Data records >>
-------

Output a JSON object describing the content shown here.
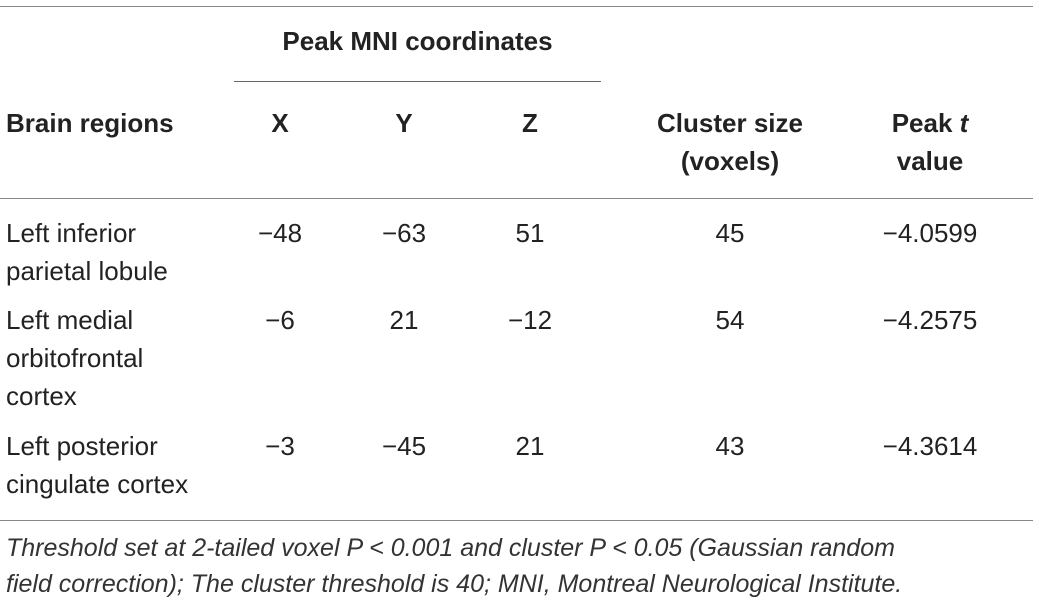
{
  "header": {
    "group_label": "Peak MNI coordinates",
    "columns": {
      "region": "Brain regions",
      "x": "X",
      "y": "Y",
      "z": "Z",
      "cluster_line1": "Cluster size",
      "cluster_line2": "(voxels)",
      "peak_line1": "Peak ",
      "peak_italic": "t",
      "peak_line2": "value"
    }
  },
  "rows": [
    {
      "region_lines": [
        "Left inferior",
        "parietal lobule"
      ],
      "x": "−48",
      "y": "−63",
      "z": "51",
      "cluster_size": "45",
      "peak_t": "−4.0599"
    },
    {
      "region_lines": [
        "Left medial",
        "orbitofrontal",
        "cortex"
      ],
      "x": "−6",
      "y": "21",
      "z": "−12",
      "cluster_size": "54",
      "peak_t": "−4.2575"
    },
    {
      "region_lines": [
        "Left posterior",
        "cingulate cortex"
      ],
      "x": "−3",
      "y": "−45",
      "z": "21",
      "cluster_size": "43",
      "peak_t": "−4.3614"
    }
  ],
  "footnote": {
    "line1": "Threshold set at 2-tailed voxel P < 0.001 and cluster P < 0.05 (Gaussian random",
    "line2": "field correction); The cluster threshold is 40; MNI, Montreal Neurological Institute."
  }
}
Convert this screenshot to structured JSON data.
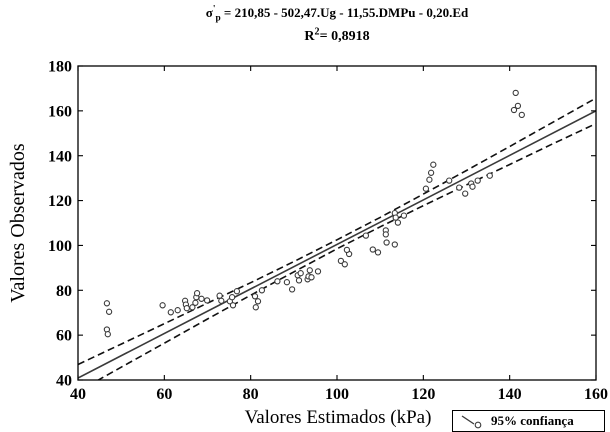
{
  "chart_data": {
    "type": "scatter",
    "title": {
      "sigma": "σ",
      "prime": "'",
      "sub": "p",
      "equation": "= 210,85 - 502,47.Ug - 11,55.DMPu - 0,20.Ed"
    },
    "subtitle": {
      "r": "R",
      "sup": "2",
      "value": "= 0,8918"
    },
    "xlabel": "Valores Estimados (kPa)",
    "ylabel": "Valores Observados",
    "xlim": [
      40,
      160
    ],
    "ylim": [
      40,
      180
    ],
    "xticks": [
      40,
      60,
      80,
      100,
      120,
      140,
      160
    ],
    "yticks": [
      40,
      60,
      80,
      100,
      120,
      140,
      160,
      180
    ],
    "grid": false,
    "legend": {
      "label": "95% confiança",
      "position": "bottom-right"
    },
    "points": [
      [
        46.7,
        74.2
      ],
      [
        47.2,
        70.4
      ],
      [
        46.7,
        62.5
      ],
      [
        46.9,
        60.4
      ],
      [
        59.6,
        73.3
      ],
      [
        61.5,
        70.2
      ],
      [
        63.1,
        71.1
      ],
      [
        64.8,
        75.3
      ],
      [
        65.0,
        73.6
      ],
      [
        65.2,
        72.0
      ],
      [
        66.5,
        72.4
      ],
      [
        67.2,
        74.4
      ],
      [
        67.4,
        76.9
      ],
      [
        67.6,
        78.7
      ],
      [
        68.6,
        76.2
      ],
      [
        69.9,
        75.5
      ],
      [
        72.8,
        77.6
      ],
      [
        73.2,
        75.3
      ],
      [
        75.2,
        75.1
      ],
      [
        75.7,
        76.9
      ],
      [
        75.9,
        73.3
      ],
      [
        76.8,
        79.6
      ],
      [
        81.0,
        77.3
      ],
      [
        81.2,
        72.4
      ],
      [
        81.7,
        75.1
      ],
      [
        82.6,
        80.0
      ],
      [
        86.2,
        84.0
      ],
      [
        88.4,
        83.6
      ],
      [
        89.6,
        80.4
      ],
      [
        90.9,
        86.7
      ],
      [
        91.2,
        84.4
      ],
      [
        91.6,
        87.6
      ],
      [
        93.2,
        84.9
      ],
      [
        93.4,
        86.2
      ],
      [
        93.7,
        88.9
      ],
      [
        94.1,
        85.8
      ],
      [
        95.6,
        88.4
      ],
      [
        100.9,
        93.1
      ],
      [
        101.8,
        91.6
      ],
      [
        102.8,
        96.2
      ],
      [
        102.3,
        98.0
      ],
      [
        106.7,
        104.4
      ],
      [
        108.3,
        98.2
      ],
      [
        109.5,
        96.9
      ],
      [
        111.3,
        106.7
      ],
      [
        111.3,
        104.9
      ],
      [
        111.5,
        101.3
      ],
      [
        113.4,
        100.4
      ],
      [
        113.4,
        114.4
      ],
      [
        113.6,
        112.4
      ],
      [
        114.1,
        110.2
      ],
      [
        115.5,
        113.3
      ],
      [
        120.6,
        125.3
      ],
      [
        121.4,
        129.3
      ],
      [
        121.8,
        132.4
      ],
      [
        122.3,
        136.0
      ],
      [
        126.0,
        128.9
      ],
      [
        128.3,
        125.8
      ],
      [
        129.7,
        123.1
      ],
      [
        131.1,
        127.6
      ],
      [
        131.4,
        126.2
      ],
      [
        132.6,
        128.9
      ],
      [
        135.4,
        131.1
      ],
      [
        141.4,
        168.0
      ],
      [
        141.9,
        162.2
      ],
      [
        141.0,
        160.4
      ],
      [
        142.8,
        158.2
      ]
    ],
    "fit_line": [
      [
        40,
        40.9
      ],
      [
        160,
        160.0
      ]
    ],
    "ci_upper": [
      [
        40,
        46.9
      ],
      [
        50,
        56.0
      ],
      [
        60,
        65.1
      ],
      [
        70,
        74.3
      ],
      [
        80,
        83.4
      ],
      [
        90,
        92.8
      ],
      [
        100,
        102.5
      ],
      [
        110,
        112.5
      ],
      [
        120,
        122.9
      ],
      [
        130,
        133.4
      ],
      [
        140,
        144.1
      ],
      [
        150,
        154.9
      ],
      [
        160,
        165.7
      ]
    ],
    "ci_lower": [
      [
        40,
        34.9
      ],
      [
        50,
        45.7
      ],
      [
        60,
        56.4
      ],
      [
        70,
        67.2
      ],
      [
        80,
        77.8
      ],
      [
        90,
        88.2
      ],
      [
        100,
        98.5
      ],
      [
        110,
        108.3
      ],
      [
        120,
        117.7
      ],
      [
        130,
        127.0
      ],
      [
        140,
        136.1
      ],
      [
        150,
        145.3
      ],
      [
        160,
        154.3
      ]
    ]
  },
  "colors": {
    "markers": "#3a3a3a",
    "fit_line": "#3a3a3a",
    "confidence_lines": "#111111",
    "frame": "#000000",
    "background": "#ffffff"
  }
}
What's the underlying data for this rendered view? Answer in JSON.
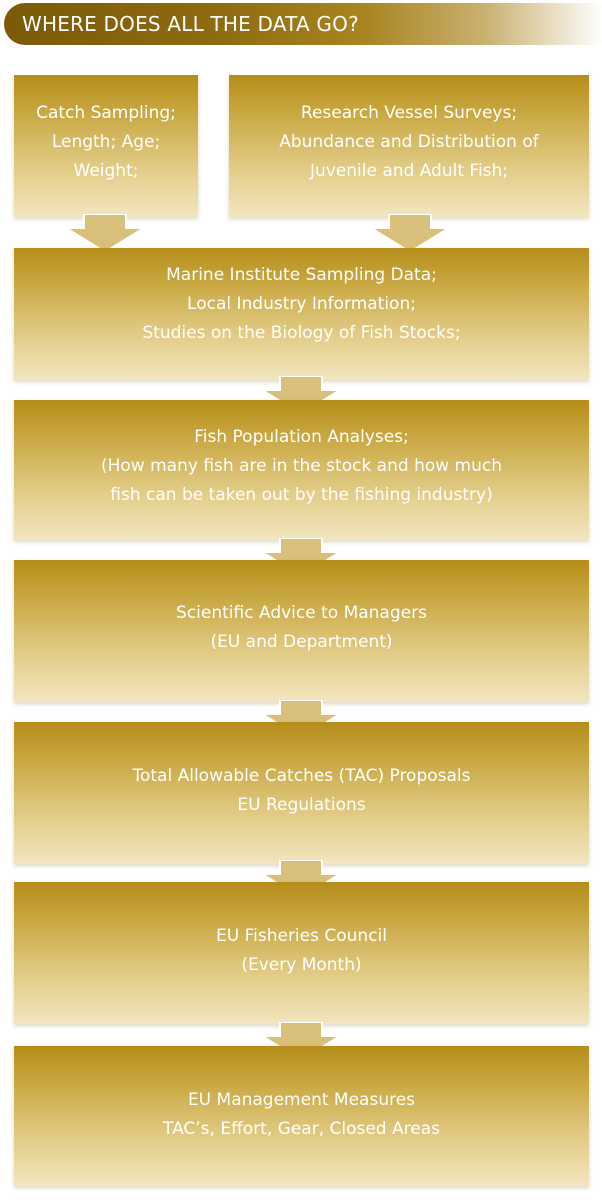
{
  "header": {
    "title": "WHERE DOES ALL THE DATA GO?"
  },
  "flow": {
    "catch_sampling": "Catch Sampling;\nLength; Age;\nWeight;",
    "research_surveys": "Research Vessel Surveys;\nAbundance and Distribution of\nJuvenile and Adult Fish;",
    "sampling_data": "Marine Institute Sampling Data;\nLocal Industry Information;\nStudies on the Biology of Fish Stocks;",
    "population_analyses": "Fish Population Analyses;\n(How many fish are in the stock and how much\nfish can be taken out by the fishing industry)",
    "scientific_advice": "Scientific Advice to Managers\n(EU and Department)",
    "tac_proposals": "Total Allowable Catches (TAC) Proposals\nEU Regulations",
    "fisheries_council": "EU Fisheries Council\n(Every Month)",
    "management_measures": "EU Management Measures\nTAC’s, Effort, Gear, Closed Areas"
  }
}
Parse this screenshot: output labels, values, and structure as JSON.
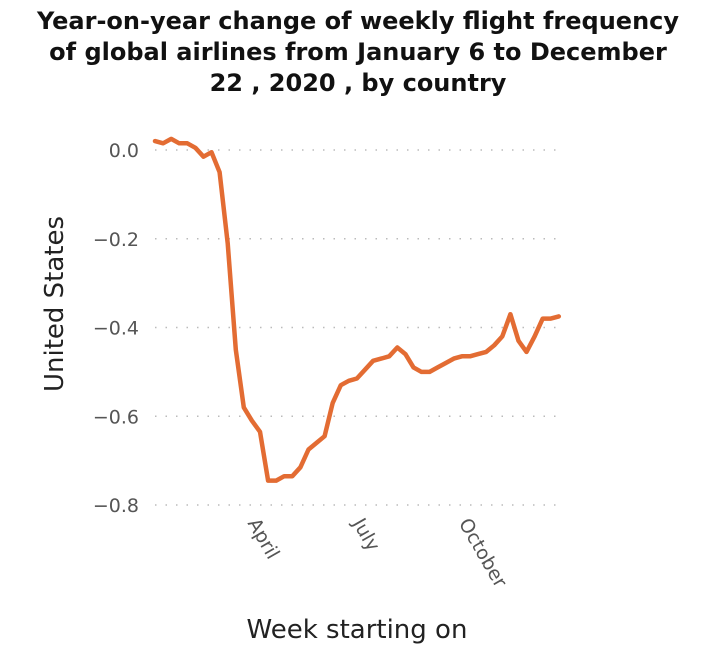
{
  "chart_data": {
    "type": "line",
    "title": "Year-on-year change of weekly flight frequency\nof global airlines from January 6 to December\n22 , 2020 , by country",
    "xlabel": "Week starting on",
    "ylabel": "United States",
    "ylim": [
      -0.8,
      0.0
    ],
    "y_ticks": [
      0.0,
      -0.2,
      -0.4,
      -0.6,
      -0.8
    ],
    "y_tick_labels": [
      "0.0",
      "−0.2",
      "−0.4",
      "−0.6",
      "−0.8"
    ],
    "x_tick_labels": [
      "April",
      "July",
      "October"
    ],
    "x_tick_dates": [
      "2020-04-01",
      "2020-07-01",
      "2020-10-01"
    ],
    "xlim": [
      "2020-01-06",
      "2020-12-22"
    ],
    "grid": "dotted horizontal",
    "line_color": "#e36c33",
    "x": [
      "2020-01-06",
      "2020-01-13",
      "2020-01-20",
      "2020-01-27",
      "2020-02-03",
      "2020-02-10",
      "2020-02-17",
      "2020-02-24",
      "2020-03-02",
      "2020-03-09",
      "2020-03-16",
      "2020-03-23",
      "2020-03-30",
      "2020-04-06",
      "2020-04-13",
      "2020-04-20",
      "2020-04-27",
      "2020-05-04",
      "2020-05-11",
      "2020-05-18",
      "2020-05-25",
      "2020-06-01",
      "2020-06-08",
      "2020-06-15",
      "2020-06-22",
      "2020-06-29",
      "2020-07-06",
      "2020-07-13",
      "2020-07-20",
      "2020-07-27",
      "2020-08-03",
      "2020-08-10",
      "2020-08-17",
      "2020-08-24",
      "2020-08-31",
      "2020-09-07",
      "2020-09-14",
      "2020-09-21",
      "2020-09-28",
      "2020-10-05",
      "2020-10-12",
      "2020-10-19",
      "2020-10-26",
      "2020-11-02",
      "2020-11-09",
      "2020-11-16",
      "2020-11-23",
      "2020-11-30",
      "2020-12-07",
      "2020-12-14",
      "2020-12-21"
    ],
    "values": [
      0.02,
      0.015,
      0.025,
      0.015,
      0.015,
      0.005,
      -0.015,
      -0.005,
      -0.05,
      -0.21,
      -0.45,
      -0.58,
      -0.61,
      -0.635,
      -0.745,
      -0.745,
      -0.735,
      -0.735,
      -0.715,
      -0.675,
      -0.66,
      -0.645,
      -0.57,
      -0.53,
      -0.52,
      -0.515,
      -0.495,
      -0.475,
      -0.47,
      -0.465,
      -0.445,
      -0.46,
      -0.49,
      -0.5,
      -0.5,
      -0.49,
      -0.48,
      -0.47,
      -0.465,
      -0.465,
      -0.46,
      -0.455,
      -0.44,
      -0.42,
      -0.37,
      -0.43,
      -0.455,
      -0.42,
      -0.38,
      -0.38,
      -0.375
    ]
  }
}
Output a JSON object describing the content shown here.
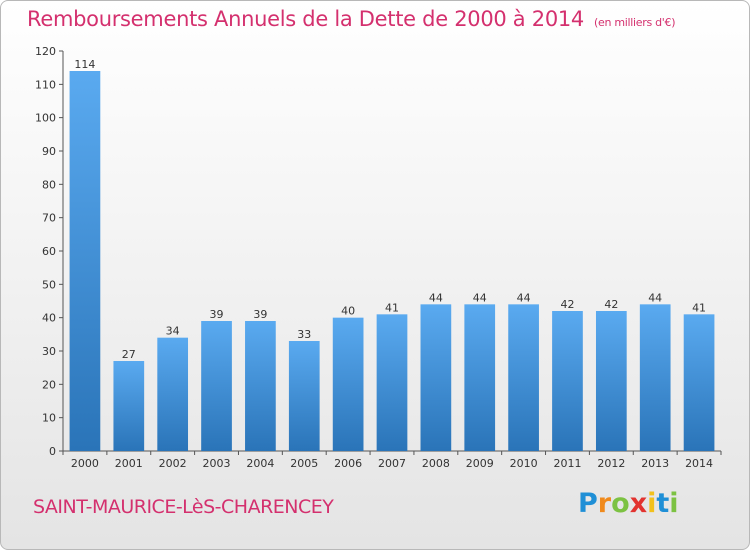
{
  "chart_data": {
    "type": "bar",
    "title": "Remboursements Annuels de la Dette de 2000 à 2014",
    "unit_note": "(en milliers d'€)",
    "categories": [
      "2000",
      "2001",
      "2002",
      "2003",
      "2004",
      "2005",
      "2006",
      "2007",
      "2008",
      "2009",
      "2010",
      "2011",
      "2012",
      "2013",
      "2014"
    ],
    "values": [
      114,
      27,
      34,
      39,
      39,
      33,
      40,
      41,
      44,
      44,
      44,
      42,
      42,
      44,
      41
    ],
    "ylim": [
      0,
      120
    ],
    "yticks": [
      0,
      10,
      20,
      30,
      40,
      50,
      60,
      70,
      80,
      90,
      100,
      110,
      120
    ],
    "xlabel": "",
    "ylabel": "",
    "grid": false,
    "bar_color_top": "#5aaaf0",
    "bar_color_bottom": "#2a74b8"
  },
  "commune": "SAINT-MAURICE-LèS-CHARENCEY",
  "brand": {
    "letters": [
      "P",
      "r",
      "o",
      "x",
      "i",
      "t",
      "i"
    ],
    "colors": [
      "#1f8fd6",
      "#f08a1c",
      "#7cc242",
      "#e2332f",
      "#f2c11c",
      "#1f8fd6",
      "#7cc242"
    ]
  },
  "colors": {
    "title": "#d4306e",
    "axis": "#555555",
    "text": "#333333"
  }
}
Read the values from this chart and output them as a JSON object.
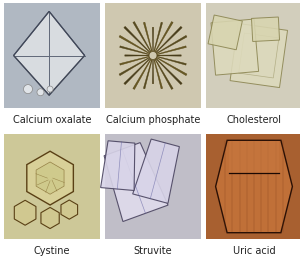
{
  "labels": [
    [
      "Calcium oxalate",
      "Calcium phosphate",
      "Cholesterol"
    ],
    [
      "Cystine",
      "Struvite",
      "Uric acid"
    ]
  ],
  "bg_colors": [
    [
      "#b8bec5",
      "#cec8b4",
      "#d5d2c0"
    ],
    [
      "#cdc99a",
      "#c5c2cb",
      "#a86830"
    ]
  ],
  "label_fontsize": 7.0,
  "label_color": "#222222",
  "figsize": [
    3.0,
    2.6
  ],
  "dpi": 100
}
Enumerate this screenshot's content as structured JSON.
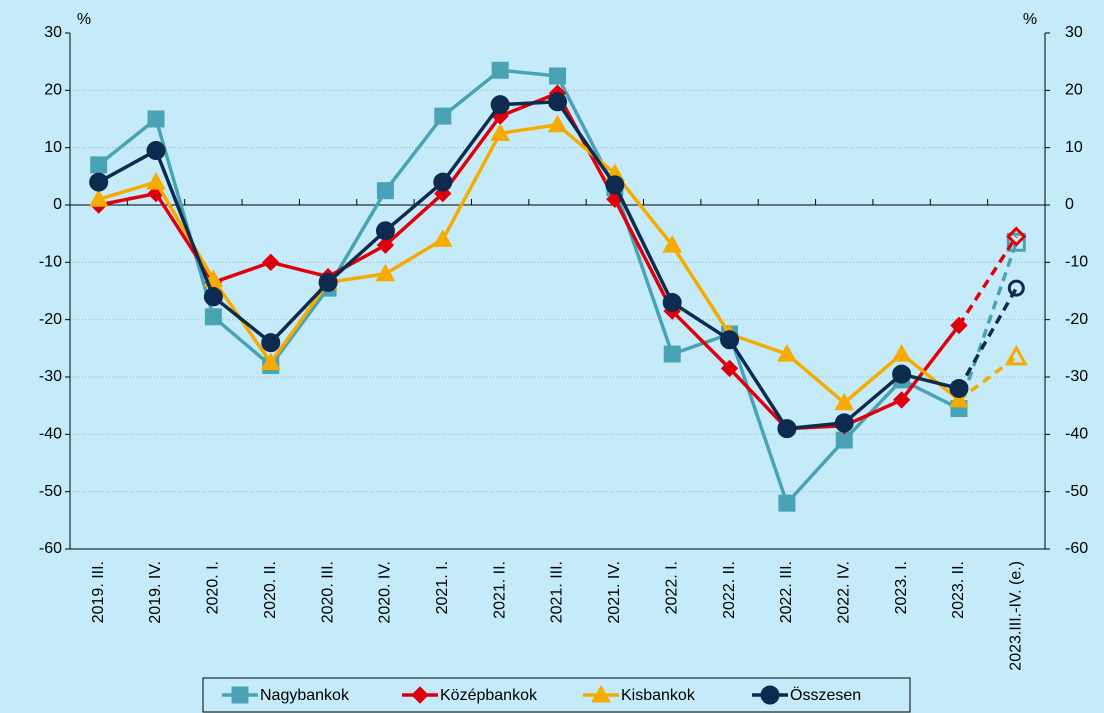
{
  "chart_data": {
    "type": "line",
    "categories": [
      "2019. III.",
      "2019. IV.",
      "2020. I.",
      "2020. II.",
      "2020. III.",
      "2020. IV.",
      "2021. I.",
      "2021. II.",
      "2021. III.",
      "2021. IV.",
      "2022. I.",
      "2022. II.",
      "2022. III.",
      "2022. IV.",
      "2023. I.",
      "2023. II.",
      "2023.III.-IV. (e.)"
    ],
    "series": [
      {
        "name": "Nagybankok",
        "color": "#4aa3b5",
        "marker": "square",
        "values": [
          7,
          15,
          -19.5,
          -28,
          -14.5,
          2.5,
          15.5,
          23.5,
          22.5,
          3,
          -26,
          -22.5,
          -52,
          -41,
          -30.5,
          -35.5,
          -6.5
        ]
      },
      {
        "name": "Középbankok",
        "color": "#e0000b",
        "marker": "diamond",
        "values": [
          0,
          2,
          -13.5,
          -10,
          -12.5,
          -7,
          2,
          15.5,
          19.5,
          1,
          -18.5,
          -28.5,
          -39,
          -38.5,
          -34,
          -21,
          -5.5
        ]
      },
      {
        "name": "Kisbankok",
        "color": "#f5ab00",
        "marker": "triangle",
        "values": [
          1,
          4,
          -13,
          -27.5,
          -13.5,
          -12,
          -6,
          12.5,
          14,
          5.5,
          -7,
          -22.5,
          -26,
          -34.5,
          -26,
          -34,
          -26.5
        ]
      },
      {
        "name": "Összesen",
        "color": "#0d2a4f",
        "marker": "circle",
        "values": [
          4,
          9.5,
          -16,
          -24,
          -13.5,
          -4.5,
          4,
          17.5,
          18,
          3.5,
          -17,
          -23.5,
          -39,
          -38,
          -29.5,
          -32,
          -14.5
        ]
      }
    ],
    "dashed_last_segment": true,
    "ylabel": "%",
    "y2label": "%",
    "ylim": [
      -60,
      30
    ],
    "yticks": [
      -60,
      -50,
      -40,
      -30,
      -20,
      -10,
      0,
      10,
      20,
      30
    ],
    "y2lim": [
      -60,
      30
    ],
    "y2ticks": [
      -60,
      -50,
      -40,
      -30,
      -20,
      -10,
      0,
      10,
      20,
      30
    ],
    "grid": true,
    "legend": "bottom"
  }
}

-------

OBJECTIVE >> Filter out all lines lacking the word "this" and copy the rest.

WRITTEN REPLY >>
Convert this screenshot to structured JSON data.
What's the underlying data for this rendered view? Answer in JSON.
Parse this screenshot: output labels, values, and structure as JSON.
Read the values from this chart and output them as a JSON object.
Enumerate this screenshot's content as structured JSON.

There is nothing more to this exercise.